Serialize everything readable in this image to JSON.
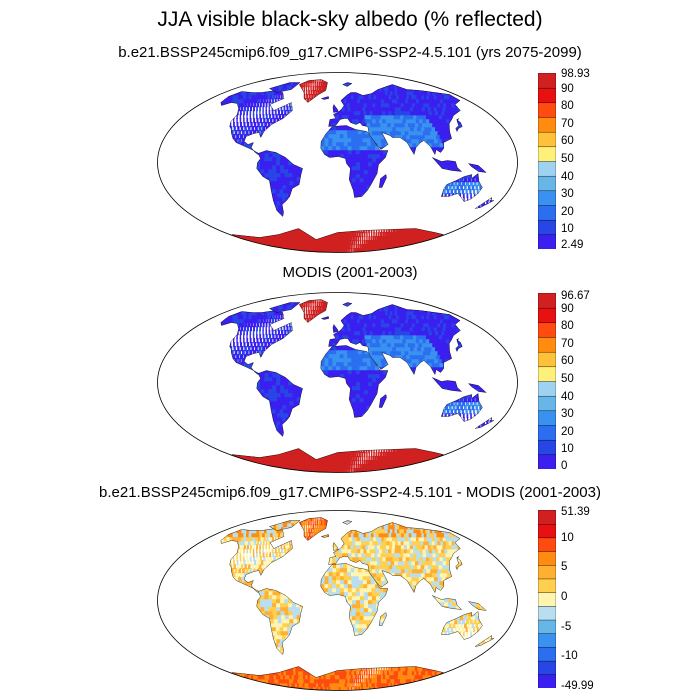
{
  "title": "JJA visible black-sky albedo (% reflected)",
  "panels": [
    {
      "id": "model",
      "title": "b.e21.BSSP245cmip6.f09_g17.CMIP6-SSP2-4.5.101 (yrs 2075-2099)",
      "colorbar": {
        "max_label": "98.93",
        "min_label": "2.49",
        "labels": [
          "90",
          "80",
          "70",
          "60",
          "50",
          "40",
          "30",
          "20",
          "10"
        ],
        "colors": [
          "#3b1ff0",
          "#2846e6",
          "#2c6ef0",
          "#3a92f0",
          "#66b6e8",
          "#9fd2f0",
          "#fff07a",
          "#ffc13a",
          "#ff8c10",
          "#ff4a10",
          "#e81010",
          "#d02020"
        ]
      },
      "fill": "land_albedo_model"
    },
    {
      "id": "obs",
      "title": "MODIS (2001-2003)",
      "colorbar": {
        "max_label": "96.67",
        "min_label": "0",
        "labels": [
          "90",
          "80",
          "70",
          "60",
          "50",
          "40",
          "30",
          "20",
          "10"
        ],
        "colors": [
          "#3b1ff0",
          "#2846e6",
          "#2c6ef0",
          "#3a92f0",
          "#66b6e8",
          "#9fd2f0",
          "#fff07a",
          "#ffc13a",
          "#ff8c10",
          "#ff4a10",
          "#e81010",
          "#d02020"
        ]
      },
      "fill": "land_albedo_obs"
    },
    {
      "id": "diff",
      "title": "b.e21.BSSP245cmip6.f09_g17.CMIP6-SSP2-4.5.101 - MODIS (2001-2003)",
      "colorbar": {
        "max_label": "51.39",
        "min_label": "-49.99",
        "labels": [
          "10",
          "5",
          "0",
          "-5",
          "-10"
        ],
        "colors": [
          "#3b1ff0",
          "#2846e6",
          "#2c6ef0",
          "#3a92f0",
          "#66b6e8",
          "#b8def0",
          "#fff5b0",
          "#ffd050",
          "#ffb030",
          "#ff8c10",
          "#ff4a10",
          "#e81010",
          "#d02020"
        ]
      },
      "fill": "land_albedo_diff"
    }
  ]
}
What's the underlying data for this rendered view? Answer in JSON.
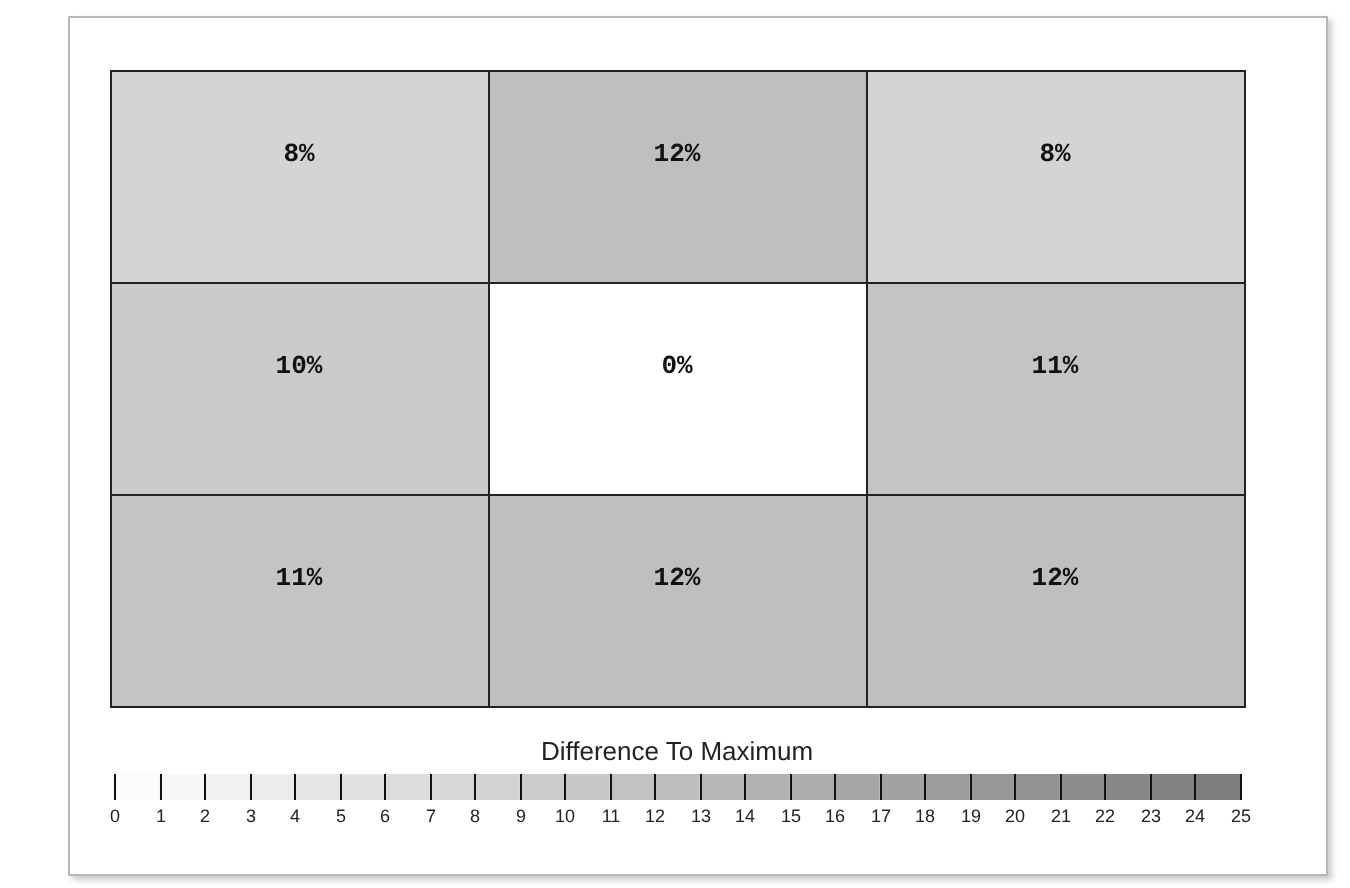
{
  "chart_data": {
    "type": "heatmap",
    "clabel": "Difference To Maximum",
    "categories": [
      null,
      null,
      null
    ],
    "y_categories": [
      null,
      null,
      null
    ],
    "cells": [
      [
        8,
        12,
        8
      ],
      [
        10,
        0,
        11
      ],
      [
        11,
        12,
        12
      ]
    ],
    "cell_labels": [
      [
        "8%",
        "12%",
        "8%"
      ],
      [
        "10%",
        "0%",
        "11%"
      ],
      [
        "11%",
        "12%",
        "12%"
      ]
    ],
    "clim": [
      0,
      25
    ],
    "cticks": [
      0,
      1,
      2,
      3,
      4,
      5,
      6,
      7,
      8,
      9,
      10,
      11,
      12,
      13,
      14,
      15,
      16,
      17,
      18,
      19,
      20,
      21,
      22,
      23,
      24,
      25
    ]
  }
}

Exercise directions: From the data, pick out every line that includes "title".

The response:
  "title": "JJA visible black-sky albedo (% reflected)",
      "title": "b.e21.BSSP245cmip6.f09_g17.CMIP6-SSP2-4.5.101 (yrs 2075-2099)",
      "title": "MODIS (2001-2003)",
      "title": "b.e21.BSSP245cmip6.f09_g17.CMIP6-SSP2-4.5.101 - MODIS (2001-2003)",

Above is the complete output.